» **TASK INPUT**
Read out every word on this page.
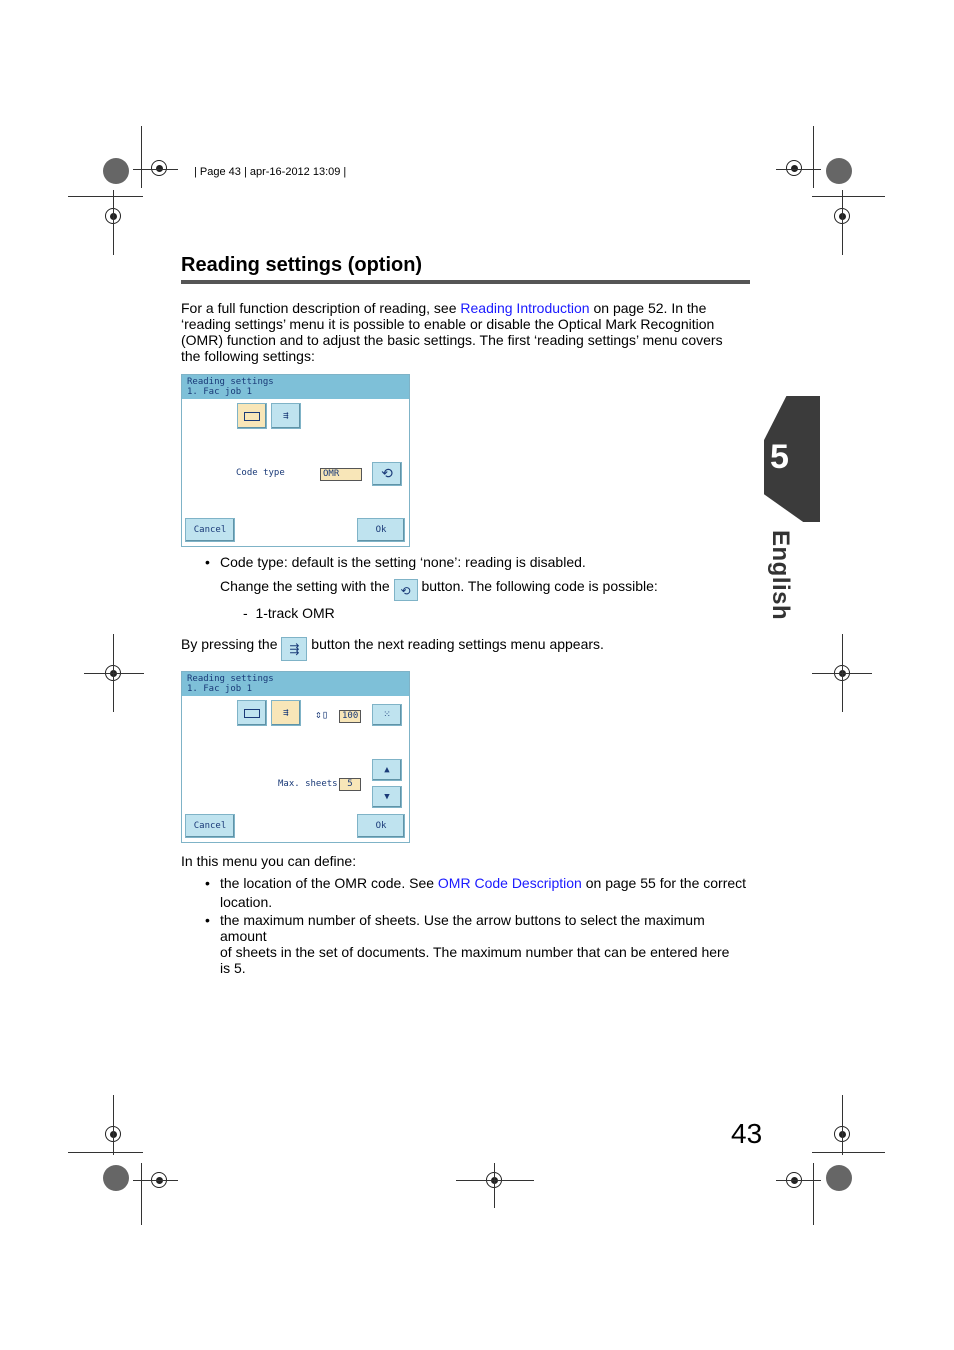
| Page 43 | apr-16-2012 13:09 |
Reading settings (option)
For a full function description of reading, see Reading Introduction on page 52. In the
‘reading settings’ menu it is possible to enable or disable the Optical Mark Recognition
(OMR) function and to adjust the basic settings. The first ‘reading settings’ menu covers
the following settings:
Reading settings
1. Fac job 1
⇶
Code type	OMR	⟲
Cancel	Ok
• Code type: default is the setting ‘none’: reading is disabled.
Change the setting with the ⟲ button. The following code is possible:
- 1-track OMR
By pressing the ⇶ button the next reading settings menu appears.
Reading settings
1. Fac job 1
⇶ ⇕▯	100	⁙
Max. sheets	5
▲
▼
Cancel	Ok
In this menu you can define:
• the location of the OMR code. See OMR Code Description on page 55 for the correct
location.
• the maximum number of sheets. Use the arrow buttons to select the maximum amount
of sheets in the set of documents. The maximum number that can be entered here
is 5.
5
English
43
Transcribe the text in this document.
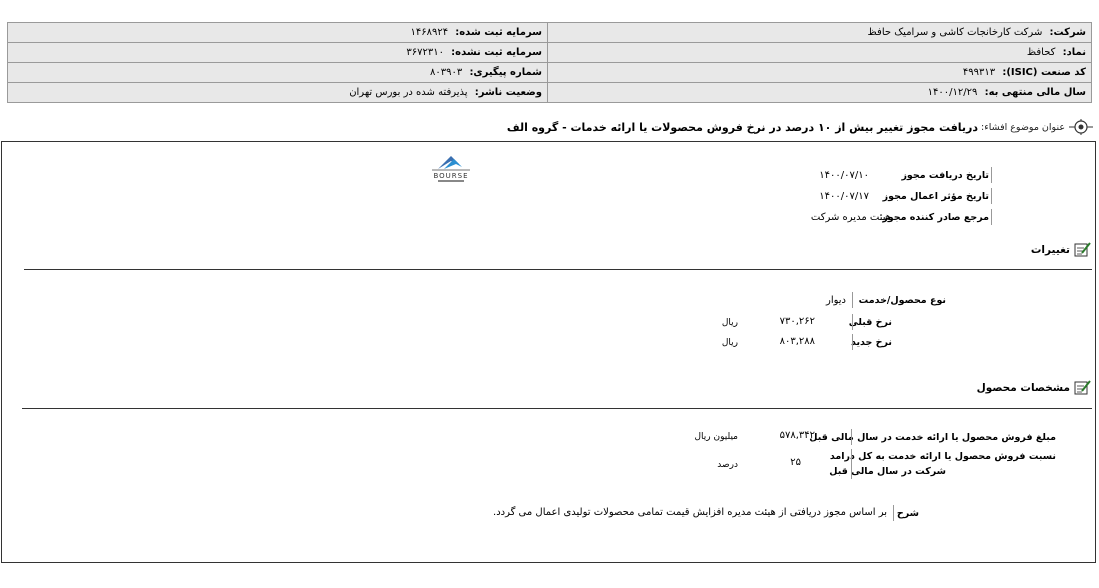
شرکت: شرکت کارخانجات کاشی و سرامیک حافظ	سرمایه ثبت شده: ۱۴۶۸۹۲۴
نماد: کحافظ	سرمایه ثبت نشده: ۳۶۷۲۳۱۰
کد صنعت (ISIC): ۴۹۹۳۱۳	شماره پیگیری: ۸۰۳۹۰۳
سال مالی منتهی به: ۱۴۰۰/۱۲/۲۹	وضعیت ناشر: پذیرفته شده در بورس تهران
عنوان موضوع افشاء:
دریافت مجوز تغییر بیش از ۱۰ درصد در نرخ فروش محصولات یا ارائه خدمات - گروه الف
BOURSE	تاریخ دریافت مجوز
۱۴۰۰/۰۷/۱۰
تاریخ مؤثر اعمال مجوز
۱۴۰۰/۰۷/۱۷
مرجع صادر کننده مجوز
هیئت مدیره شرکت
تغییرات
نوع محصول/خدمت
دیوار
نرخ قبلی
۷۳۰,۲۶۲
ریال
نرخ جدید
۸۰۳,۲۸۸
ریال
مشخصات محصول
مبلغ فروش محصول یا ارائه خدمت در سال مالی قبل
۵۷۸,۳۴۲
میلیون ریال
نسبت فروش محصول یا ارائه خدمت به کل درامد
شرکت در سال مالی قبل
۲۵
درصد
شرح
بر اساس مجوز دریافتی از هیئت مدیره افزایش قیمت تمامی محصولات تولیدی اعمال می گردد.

» **STATED PROBLEM**
Your task is to quote exactly the lines from the one with "Transcribe the text in this document." through the end of the material, both included, without reproducing any pictures.

» **COMPLETE OUTPUT**
Transcribe the text in this document.
شرکت: شرکت کارخانجات کاشی و سرامیک حافظ	سرمایه ثبت شده: ۱۴۶۸۹۲۴
نماد: کحافظ	سرمایه ثبت نشده: ۳۶۷۲۳۱۰
کد صنعت (ISIC): ۴۹۹۳۱۳	شماره پیگیری: ۸۰۳۹۰۳
سال مالی منتهی به: ۱۴۰۰/۱۲/۲۹	وضعیت ناشر: پذیرفته شده در بورس تهران
عنوان موضوع افشاء:
دریافت مجوز تغییر بیش از ۱۰ درصد در نرخ فروش محصولات یا ارائه خدمات - گروه الف
BOURSE	تاریخ دریافت مجوز
۱۴۰۰/۰۷/۱۰
تاریخ مؤثر اعمال مجوز
۱۴۰۰/۰۷/۱۷
مرجع صادر کننده مجوز
هیئت مدیره شرکت
تغییرات
نوع محصول/خدمت
دیوار
نرخ قبلی
۷۳۰,۲۶۲
ریال
نرخ جدید
۸۰۳,۲۸۸
ریال
مشخصات محصول
مبلغ فروش محصول یا ارائه خدمت در سال مالی قبل
۵۷۸,۳۴۲
میلیون ریال
نسبت فروش محصول یا ارائه خدمت به کل درامد
شرکت در سال مالی قبل
۲۵
درصد
شرح
بر اساس مجوز دریافتی از هیئت مدیره افزایش قیمت تمامی محصولات تولیدی اعمال می گردد.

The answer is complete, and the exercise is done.